**Problem to solve**
State only the number of lines that contain the string "houses".

**Supplied material**
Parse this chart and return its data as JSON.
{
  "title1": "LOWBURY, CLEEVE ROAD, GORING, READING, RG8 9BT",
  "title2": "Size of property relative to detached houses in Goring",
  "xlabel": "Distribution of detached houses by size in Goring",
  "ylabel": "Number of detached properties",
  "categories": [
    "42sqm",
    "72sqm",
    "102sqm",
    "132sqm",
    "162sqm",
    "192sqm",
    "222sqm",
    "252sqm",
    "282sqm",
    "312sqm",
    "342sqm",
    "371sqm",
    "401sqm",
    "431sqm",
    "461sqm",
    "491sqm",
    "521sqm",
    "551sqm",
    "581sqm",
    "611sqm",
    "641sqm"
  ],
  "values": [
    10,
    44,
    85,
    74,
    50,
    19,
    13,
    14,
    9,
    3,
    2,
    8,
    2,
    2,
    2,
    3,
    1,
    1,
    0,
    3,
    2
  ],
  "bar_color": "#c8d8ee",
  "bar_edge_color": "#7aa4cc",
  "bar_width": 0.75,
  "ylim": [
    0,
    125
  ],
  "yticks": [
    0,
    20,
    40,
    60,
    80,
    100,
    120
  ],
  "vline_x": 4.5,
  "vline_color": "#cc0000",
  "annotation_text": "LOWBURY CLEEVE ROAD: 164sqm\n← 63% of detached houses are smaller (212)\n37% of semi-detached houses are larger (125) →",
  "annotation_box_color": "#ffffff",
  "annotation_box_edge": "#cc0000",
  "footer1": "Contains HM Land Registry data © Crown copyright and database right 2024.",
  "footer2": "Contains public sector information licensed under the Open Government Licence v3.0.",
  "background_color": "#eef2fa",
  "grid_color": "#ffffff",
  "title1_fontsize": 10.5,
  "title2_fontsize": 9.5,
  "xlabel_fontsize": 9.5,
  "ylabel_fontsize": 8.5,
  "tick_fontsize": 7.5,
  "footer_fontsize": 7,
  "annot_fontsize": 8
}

**Output**
3